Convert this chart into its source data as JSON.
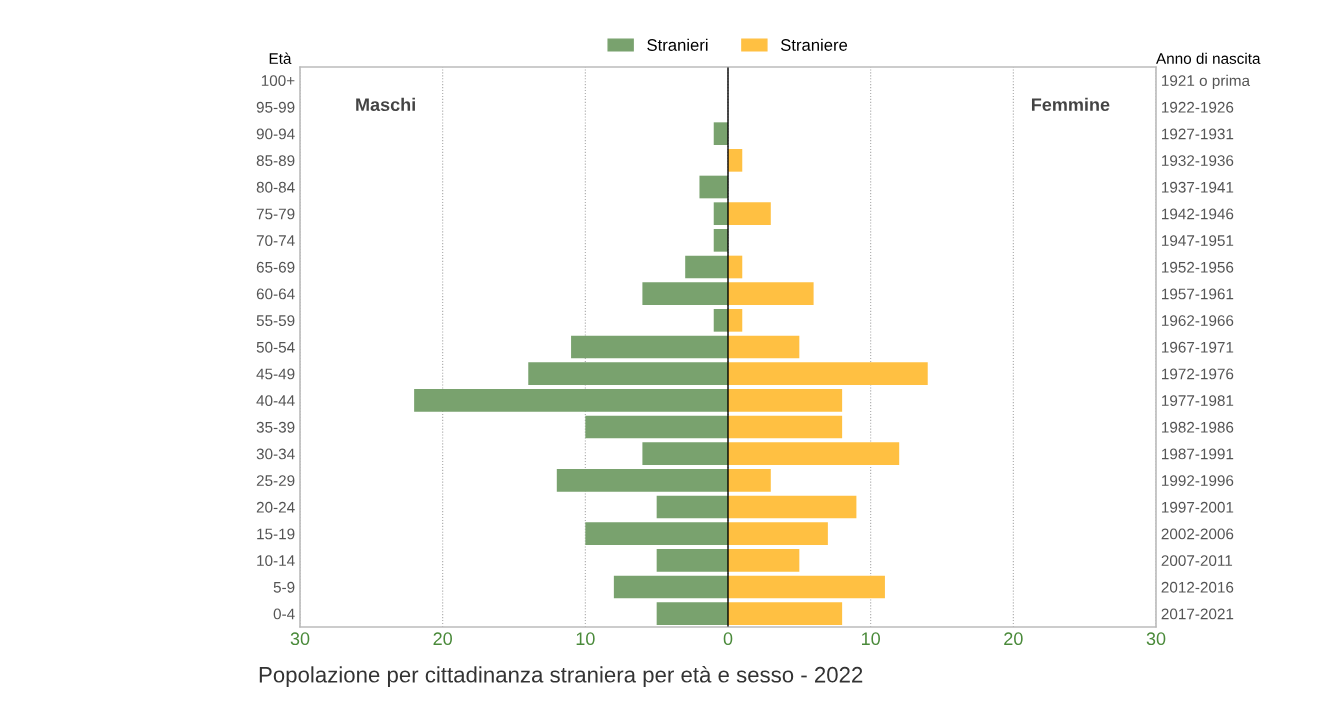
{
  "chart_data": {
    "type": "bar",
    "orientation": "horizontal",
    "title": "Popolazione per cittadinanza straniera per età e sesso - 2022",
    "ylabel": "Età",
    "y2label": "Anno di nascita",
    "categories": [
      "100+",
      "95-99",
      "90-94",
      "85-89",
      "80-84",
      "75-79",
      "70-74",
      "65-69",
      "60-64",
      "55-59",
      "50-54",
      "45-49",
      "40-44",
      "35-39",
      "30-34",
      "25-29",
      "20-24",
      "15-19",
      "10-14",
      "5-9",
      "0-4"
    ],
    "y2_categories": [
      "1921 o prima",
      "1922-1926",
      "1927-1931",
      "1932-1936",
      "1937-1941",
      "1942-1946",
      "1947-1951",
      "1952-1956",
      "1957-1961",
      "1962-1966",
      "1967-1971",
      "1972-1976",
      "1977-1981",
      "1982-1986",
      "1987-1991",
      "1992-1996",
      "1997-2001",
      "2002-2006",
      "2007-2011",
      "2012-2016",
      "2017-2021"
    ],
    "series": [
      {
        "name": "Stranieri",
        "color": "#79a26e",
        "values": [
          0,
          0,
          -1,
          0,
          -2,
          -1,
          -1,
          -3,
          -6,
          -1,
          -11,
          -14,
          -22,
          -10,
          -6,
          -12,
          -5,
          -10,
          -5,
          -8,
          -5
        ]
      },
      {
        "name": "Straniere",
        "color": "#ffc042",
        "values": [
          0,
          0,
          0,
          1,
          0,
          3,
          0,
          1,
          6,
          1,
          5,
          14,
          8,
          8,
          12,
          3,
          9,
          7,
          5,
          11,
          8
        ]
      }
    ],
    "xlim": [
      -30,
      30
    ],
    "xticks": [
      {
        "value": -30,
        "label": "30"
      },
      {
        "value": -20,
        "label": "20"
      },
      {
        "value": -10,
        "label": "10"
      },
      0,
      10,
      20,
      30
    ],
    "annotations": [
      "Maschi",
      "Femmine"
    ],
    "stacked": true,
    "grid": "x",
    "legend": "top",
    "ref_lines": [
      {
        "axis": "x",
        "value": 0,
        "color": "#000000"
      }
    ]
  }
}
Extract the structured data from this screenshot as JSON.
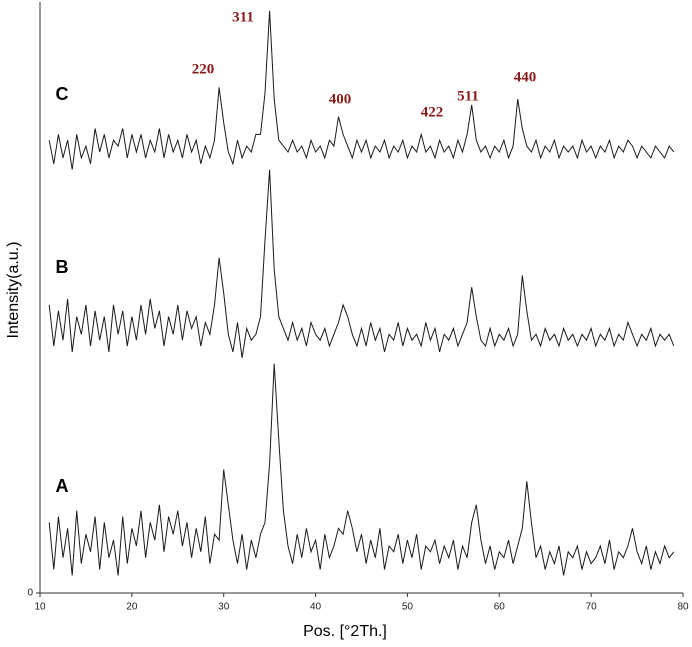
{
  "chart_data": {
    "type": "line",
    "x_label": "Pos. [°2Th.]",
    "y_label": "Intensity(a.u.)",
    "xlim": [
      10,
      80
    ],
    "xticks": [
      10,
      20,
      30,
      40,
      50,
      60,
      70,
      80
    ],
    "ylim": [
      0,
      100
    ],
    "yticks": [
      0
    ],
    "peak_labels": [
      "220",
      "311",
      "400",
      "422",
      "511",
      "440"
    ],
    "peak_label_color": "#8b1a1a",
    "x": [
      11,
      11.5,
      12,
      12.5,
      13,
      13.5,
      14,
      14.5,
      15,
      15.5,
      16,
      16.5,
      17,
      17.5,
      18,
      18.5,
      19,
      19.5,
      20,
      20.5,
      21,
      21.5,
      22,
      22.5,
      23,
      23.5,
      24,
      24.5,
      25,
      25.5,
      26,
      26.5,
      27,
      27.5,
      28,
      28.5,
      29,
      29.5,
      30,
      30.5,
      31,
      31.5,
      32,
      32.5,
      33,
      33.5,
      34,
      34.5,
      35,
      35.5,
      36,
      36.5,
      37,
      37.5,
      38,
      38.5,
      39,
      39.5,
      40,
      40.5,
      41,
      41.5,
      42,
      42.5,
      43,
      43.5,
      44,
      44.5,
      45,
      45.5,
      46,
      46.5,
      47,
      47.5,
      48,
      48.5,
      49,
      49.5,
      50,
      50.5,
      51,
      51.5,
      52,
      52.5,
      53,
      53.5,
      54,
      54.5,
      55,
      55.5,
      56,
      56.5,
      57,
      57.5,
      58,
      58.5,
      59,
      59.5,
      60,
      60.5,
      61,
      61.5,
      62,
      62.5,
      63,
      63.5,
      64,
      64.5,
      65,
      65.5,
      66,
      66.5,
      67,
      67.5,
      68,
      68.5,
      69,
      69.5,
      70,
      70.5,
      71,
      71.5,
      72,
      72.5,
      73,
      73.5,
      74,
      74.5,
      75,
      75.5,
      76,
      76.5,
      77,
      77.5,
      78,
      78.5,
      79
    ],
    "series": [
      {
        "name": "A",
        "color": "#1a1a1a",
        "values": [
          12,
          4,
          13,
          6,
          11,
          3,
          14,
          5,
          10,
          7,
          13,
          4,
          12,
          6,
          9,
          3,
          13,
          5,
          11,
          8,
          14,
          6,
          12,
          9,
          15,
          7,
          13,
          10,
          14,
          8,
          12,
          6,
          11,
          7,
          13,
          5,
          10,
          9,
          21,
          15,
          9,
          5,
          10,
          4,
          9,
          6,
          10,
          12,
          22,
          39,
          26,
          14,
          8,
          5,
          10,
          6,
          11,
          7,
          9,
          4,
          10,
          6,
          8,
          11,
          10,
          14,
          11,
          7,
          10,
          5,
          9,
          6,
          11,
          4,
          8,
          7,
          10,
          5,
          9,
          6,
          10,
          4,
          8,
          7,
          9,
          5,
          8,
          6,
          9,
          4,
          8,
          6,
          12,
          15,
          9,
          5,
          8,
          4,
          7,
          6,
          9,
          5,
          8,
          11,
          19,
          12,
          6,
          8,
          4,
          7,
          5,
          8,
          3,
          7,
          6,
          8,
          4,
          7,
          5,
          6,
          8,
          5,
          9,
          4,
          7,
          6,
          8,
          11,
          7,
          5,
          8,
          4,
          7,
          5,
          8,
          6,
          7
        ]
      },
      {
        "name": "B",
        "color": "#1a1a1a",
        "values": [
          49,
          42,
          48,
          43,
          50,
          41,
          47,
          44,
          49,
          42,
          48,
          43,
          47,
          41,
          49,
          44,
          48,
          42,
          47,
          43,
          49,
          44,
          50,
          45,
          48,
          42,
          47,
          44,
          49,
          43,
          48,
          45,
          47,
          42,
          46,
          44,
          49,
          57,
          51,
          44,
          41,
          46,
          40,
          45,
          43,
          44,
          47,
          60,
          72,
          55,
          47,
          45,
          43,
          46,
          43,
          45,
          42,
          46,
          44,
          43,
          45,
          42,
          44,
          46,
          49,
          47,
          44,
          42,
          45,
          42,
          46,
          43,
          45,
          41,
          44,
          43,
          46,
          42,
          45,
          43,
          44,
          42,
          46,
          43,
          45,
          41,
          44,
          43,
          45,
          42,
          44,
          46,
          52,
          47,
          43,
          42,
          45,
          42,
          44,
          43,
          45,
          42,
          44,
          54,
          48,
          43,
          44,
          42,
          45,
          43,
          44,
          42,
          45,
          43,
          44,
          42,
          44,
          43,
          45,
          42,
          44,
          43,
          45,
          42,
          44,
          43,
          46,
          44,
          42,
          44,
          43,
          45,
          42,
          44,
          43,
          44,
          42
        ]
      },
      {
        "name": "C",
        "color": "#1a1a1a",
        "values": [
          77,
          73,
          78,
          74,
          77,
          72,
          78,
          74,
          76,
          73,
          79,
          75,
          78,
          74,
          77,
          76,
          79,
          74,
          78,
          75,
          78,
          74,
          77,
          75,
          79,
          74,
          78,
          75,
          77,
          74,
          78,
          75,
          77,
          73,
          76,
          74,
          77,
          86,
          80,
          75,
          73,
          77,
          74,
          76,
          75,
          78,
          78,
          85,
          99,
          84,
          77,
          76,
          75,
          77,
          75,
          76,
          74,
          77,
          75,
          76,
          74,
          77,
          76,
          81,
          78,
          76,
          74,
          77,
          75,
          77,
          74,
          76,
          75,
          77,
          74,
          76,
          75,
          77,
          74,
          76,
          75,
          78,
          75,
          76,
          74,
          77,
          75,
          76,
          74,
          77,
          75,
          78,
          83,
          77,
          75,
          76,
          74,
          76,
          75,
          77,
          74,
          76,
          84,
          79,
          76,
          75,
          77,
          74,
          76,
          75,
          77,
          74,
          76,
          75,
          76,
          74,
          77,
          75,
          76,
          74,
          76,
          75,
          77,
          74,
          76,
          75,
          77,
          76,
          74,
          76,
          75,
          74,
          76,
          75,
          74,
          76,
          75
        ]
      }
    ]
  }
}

-=-=-

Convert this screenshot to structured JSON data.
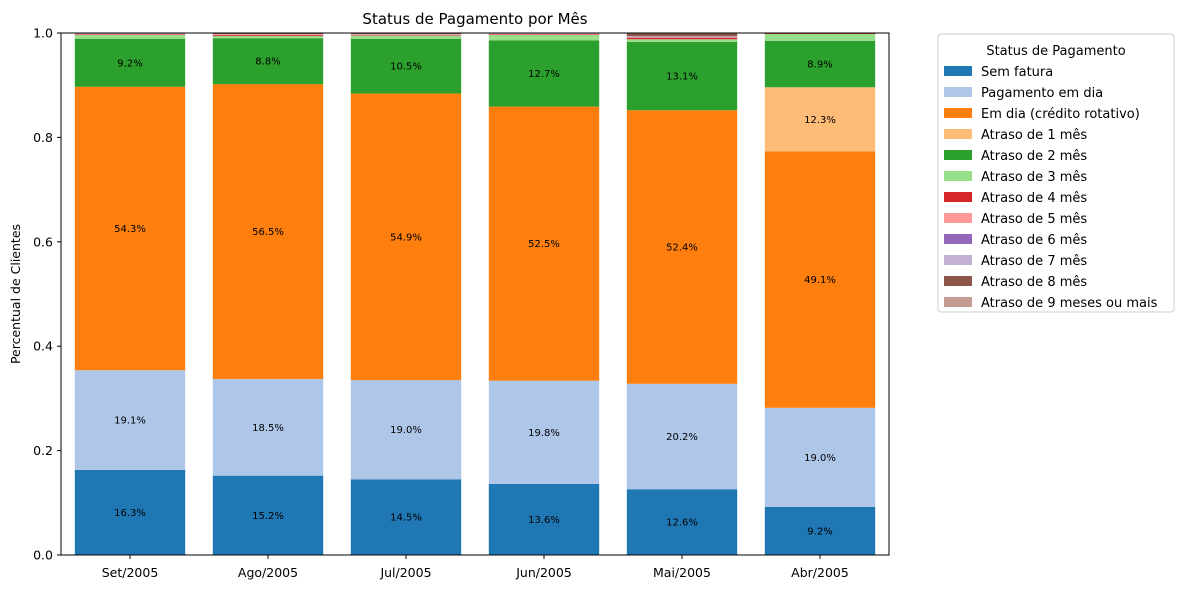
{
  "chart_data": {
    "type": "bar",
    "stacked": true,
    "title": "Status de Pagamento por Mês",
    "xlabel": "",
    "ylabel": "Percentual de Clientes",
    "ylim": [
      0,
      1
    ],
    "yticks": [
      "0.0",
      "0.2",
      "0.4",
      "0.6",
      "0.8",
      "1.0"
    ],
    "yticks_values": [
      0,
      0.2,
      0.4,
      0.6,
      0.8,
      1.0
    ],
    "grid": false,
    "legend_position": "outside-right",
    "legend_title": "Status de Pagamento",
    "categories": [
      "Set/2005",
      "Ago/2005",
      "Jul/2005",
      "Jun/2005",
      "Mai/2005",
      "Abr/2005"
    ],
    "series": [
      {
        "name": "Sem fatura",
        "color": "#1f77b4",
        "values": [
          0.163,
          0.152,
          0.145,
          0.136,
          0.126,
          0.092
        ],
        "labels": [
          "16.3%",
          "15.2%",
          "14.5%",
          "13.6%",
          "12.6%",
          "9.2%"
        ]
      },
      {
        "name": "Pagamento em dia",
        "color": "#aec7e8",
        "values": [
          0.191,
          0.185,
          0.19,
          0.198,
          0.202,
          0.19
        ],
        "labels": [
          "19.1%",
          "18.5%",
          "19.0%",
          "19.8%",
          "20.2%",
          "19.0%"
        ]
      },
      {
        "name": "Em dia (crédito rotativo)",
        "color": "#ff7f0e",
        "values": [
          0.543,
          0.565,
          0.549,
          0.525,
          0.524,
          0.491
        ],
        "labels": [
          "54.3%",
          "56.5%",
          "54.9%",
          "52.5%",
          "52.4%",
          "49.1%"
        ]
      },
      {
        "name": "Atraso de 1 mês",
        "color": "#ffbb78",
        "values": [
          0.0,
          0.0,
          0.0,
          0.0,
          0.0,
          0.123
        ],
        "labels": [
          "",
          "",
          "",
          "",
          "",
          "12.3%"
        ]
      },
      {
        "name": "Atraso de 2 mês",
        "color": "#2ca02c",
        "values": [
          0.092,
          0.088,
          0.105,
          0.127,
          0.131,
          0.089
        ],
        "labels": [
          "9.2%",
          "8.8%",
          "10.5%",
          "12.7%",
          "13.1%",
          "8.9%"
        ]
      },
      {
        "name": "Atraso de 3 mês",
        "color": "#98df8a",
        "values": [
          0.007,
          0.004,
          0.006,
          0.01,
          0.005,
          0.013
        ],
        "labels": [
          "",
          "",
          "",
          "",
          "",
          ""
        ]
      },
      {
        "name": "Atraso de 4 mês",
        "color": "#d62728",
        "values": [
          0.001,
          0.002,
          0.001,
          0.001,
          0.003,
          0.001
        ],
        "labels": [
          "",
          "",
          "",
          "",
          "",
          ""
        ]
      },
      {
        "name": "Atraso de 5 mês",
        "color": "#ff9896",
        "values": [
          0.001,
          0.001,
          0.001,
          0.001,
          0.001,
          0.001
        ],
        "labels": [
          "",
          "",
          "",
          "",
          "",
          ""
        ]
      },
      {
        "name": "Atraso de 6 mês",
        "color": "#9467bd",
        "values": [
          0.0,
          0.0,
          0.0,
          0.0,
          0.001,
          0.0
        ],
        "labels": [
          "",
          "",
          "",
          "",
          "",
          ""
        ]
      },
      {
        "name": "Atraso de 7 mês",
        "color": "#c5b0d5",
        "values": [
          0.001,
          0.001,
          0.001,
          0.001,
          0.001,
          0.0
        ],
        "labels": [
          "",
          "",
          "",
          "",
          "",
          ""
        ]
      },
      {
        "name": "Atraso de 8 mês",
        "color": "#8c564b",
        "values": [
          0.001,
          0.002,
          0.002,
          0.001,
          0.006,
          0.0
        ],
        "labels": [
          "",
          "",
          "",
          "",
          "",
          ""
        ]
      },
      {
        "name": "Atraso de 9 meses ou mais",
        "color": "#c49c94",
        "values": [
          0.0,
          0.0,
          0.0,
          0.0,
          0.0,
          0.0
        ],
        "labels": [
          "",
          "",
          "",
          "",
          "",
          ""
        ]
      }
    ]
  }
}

-=-=-

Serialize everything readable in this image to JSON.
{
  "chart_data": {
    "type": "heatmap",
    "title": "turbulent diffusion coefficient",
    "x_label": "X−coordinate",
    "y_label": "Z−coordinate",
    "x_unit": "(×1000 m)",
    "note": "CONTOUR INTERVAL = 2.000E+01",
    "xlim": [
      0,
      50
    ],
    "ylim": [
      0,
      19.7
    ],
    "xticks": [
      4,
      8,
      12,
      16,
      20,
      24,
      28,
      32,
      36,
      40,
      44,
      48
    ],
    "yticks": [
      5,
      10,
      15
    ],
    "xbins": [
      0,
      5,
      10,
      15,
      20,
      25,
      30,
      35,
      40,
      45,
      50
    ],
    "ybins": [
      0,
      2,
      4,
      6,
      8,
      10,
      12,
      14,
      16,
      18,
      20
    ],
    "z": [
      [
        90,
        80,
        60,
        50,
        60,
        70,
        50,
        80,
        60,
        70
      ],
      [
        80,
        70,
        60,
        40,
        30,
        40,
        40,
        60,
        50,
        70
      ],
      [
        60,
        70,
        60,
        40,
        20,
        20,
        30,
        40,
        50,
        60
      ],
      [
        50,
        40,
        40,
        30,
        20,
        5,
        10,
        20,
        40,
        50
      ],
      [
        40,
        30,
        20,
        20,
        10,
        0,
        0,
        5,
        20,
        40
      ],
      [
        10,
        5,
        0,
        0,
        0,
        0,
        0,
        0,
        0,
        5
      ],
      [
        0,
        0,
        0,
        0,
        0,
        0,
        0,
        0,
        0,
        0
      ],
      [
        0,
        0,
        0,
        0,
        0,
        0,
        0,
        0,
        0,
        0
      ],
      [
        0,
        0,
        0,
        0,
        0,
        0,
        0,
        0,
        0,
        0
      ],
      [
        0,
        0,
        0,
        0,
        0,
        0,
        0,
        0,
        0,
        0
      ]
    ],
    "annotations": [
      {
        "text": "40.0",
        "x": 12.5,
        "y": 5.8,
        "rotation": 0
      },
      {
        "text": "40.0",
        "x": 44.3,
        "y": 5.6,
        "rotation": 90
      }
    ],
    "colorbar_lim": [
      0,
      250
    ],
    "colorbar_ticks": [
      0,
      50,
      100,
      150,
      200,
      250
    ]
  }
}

-=-=-

| Instruction |
Find the string "Status" in the records, then copy each line where it occurs.

| Result for this task |
    "title": "Status de Pagamento por Mês",
    "legend_title": "Status de Pagamento",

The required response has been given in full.